>> START Input

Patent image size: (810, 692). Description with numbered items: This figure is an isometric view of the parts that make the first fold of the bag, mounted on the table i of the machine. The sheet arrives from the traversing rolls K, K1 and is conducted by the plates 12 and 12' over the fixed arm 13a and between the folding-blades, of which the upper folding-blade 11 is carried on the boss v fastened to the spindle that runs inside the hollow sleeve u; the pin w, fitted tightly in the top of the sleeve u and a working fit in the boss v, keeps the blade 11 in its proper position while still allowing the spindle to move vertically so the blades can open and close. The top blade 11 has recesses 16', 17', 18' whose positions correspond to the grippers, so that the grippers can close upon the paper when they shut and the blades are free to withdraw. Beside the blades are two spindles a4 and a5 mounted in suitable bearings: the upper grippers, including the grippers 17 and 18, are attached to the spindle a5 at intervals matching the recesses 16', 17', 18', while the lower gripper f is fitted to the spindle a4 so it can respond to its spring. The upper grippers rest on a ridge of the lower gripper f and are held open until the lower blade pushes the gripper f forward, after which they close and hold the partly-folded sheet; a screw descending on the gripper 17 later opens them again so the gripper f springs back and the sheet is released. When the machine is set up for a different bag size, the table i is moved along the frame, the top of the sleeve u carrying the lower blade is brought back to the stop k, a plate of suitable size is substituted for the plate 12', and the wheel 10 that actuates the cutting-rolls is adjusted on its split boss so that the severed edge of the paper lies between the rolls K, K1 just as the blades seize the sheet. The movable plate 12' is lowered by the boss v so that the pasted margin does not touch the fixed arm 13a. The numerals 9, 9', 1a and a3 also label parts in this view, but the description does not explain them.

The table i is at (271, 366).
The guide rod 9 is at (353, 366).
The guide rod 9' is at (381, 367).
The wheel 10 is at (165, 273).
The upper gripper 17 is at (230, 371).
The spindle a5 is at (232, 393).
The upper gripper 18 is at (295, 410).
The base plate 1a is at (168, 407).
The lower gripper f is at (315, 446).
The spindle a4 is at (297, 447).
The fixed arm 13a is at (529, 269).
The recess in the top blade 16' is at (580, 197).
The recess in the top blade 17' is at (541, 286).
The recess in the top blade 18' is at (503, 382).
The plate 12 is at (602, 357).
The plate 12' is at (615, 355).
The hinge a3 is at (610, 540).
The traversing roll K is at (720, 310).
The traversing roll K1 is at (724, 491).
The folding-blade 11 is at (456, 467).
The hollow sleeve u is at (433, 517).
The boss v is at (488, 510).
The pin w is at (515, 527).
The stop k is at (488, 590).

>> END Input

- _What to do_: Give the stretch of rows from the beginning through the line containing "The base plate 1a is at (168, 407)." as a JSON list of strings, one string per line, with blank lines left out.

- _Answer in full_:
[
  "Patent image size: (810, 692). Description with numbered items: This figure is an isometric view of the parts that make the first fold of the bag, mounted on the table i of the machine. The sheet arrives from the traversing rolls K, K1 and is conducted by the plates 12 and 12' over the fixed arm 13a and between the folding-blades, of which the upper folding-blade 11 is carried on the boss v fastened to the spindle that runs inside the hollow sleeve u; the pin w, fitted tightly in the top of the sleeve u and a working fit in the boss v, keeps the blade 11 in its proper position while still allowing the spindle to move vertically so the blades can open and close. The top blade 11 has recesses 16', 17', 18' whose positions correspond to the grippers, so that the grippers can close upon the paper when they shut and the blades are free to withdraw. Beside the blades are two spindles a4 and a5 mounted in suitable bearings: the upper grippers, including the grippers 17 and 18, are attached to the spindle a5 at intervals matching the recesses 16', 17', 18', while the lower gripper f is fitted to the spindle a4 so it can respond to its spring. The upper grippers rest on a ridge of the lower gripper f and are held open until the lower blade pushes the gripper f forward, after which they close and hold the partly-folded sheet; a screw descending on the gripper 17 later opens them again so the gripper f springs back and the sheet is released. When the machine is set up for a different bag size, the table i is moved along the frame, the top of the sleeve u carrying the lower blade is brought back to the stop k, a plate of suitable size is substituted for the plate 12', and the wheel 10 that actuates the cutting-rolls is adjusted on its split boss so that the severed edge of the paper lies between the rolls K, K1 just as the blades seize the sheet. The movable plate 12' is lowered by the boss v so that the pasted margin does not touch the fixed arm 13a. The numerals 9, 9', 1a and a3 also label parts in this view, but the description does not explain them.",
  "The table i is at (271, 366).",
  "The guide rod 9 is at (353, 366).",
  "The guide rod 9' is at (381, 367).",
  "The wheel 10 is at (165, 273).",
  "The upper gripper 17 is at (230, 371).",
  "The spindle a5 is at (232, 393).",
  "The upper gripper 18 is at (295, 410).",
  "The base plate 1a is at (168, 407)."
]